Work required:
Carry none of the pictures over; set down the material below exactly.

Data items
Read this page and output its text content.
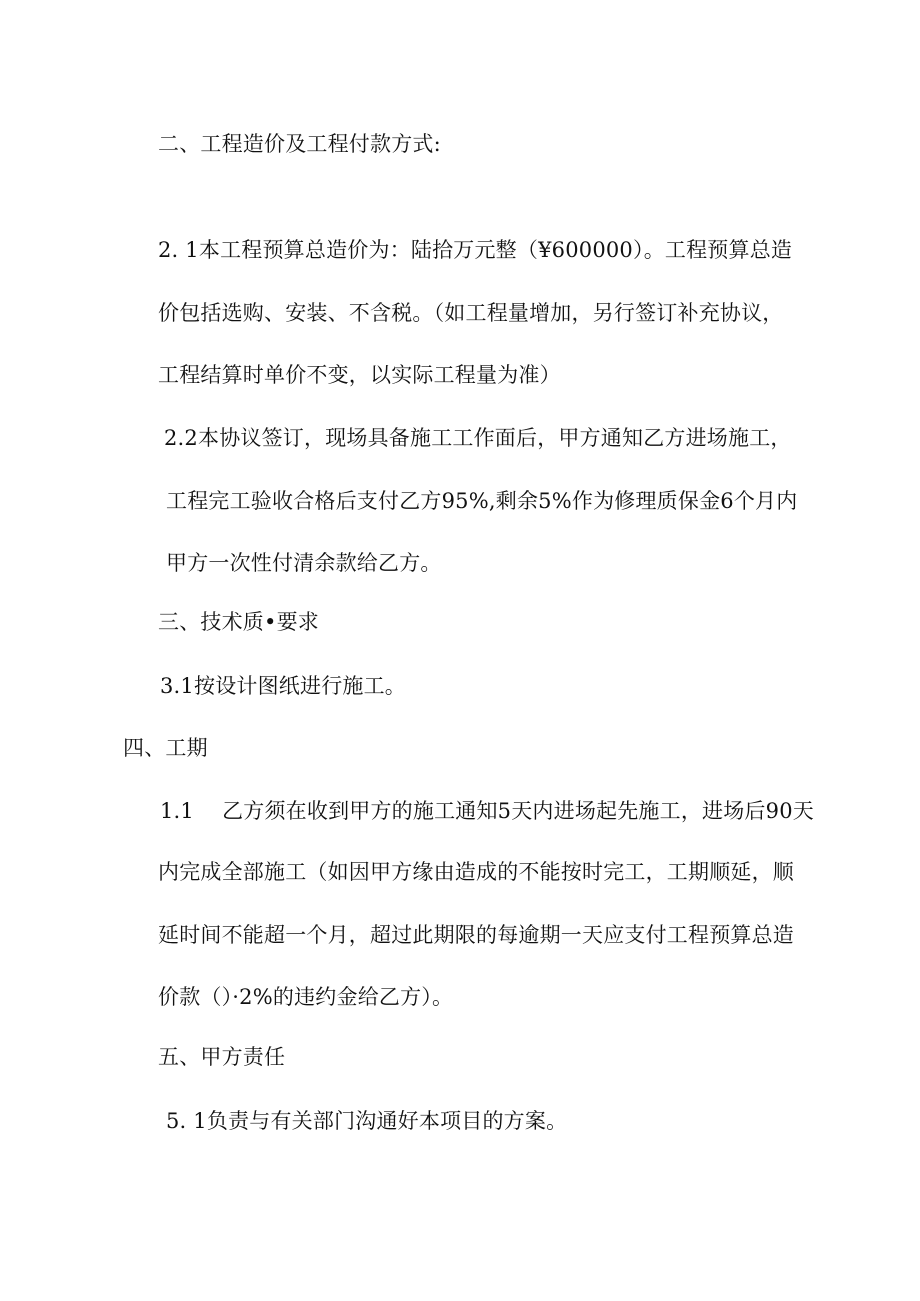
二、工程造价及工程付款方式:
2. 1本工程预算总造价为：陆拾万元整（¥600000）。工程预算总造
价包括选购、安装、不含税。（如工程量增加，另行签订补充协议，
工程结算时单价不变，以实际工程量为准）
2.2本协议签订，现场具备施工工作面后，甲方通知乙方进场施工，
工程完工验收合格后支付乙方95%,剩余5%作为修理质保金6个月内
甲方一次性付清余款给乙方。
三、技术质•要求
3.1按设计图纸进行施工。
四、工期
1.1　 乙方须在收到甲方的施工通知5天内进场起先施工，进场后90天
内完成全部施工（如因甲方缘由造成的不能按时完工，工期顺延，顺
延时间不能超一个月，超过此期限的每逾期一天应支付工程预算总造
价款（）·2%的违约金给乙方）。
五、甲方责任
5. 1负责与有关部门沟通好本项目的方案。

Solution to the problem:
Read this page and output its text content.
二、工程造价及工程付款方式:
2. 1本工程预算总造价为：陆拾万元整（¥600000）。工程预算总造
价包括选购、安装、不含税。（如工程量增加，另行签订补充协议，
工程结算时单价不变，以实际工程量为准）
2.2本协议签订，现场具备施工工作面后，甲方通知乙方进场施工，
工程完工验收合格后支付乙方95%,剩余5%作为修理质保金6个月内
甲方一次性付清余款给乙方。
三、技术质•要求
3.1按设计图纸进行施工。
四、工期
1.1　 乙方须在收到甲方的施工通知5天内进场起先施工，进场后90天
内完成全部施工（如因甲方缘由造成的不能按时完工，工期顺延，顺
延时间不能超一个月，超过此期限的每逾期一天应支付工程预算总造
价款（）·2%的违约金给乙方）。
五、甲方责任
5. 1负责与有关部门沟通好本项目的方案。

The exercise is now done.